* [Given request]: Transcribe the lines below verbatim, skipping the images.

* [Supplied information]:
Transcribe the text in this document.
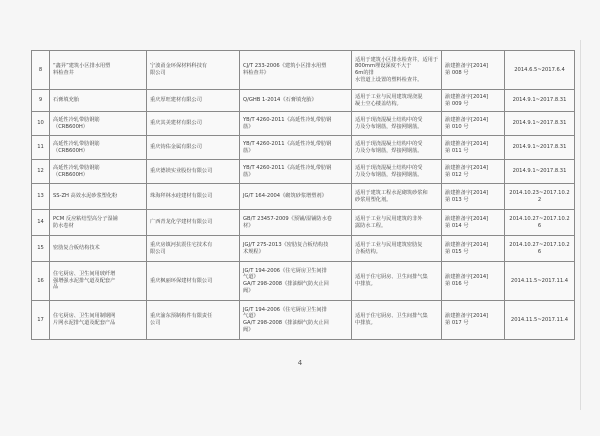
8	“鑫昇”建筑小区排水用塑
料检查井	宁波甬金环保材料科技有
限公司	CJ/T 233-2006《建筑小区排水用塑
料检查井》	适用于建筑小区排水检查井，适用于
800mm埋设深度不大于
6m的排
水管道上设置的塑料检查井。	渝建推备字[2014]
第 008 号	2014.6.5~2017.6.4
9	石膏填充胎	重庆厚旺建材有限公司	Q/GHB 1-2014《石膏填充胎》	适用于工业与民用建筑现浇混
凝土空心楼盖结构。	渝建推备字[2014]
第 009 号	2014.9.1~2017.8.31
10	高延性冷轧带肋钢筋
（CRB600H）	重庆其美建材有限公司	YB/T 4260-2011《高延性冷轧带肋钢
筋》	适用于现浇混凝土结构中的受
力及分布钢筋，焊接网钢筋。	渝建推备字[2014]
第 010 号	2014.9.1~2017.8.31
11	高延性冷轧带肋钢筋
（CRB600H）	重庆钧佑金属有限公司	YB/T 4260-2011《高延性冷轧带肋钢
筋》	适用于现浇混凝土结构中的受
力及分布钢筋，焊接网钢筋。	渝建推备字[2014]
第 011 号	2014.9.1~2017.8.31
12	高延性冷轧带肋钢筋
（CRB600H）	重庆德镁实业股份有限公司	YB/T 4260-2011《高延性冷轧带肋钢
筋》	适用于现浇混凝土结构中的受
力及分布钢筋，焊接网钢筋。	渝建推备字[2014]
第 012 号	2014.9.1~2017.8.31
13	SS-ZH 高效水泥砂浆塑化粉	珠海拜林水硅建材有限公司	JG/T 164-2004《砌筑砂浆增塑剂》	适用于建筑工程水泥砌筑砂浆和
砂浆用塑化剂。	渝建推备字[2014]
第 013 号	2014.10.23~2017.10.22
14	PCM 反应粘结型高分子湿铺
防水卷材	广西青龙化学建材有限公司	GB/T 23457-2009《预铺/湿铺防水卷
材》	适用于工业与民用建筑的非外
露防水工程。	渝建推备字[2014]
第 014 号	2014.10.27~2017.10.26
15	密肋复合板结构技术	重庆房镇河抗震住宅技术有
限公司	JGJ/T 275-2013《密肋复合板结构技
术规程》	适用于工业与民用建筑密肋复
合板结构。	渝建推备字[2014]
第 015 号	2014.10.27~2017.10.26
16	住宅厨房、卫生间用玻纤增
强增强水泥排气道及配套产
品	重庆枫丽环保建材有限公司	JG/T 194-2006《住宅厨房卫生间排
气道》
GA/T 298-2008《排油烟气防火止回
阀》	适用于住宅厨房、卫生间排气集
中排放。	渝建推备字[2014]
第 016 号	2014.11.5~2017.11.4
17	住宅厨房、卫生间用制钢网
片网水泥排气道及配套产品	重庆渝东预制构件有限责任
公司	JG/T 194-2006《住宅厨房卫生间排
气道》
GA/T 298-2008《排油烟气防火止回
阀》	适用于住宅厨房、卫生间排气集
中排放。	渝建推备字[2014]
第 017 号	2014.11.5~2017.11.4
4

* [Result]:
Transcribe the text in this document.
8	“鑫昇”建筑小区排水用塑
料检查井	宁波甬金环保材料科技有
限公司	CJ/T 233-2006《建筑小区排水用塑
料检查井》	适用于建筑小区排水检查井，适用于
800mm埋设深度不大于
6m的排
水管道上设置的塑料检查井。	渝建推备字[2014]
第 008 号	2014.6.5~2017.6.4
9	石膏填充胎	重庆厚旺建材有限公司	Q/GHB 1-2014《石膏填充胎》	适用于工业与民用建筑现浇混
凝土空心楼盖结构。	渝建推备字[2014]
第 009 号	2014.9.1~2017.8.31
10	高延性冷轧带肋钢筋
（CRB600H）	重庆其美建材有限公司	YB/T 4260-2011《高延性冷轧带肋钢
筋》	适用于现浇混凝土结构中的受
力及分布钢筋，焊接网钢筋。	渝建推备字[2014]
第 010 号	2014.9.1~2017.8.31
11	高延性冷轧带肋钢筋
（CRB600H）	重庆钧佑金属有限公司	YB/T 4260-2011《高延性冷轧带肋钢
筋》	适用于现浇混凝土结构中的受
力及分布钢筋，焊接网钢筋。	渝建推备字[2014]
第 011 号	2014.9.1~2017.8.31
12	高延性冷轧带肋钢筋
（CRB600H）	重庆德镁实业股份有限公司	YB/T 4260-2011《高延性冷轧带肋钢
筋》	适用于现浇混凝土结构中的受
力及分布钢筋，焊接网钢筋。	渝建推备字[2014]
第 012 号	2014.9.1~2017.8.31
13	SS-ZH 高效水泥砂浆塑化粉	珠海拜林水硅建材有限公司	JG/T 164-2004《砌筑砂浆增塑剂》	适用于建筑工程水泥砌筑砂浆和
砂浆用塑化剂。	渝建推备字[2014]
第 013 号	2014.10.23~2017.10.22
14	PCM 反应粘结型高分子湿铺
防水卷材	广西青龙化学建材有限公司	GB/T 23457-2009《预铺/湿铺防水卷
材》	适用于工业与民用建筑的非外
露防水工程。	渝建推备字[2014]
第 014 号	2014.10.27~2017.10.26
15	密肋复合板结构技术	重庆房镇河抗震住宅技术有
限公司	JGJ/T 275-2013《密肋复合板结构技
术规程》	适用于工业与民用建筑密肋复
合板结构。	渝建推备字[2014]
第 015 号	2014.10.27~2017.10.26
16	住宅厨房、卫生间用玻纤增
强增强水泥排气道及配套产
品	重庆枫丽环保建材有限公司	JG/T 194-2006《住宅厨房卫生间排
气道》
GA/T 298-2008《排油烟气防火止回
阀》	适用于住宅厨房、卫生间排气集
中排放。	渝建推备字[2014]
第 016 号	2014.11.5~2017.11.4
17	住宅厨房、卫生间用制钢网
片网水泥排气道及配套产品	重庆渝东预制构件有限责任
公司	JG/T 194-2006《住宅厨房卫生间排
气道》
GA/T 298-2008《排油烟气防火止回
阀》	适用于住宅厨房、卫生间排气集
中排放。	渝建推备字[2014]
第 017 号	2014.11.5~2017.11.4
4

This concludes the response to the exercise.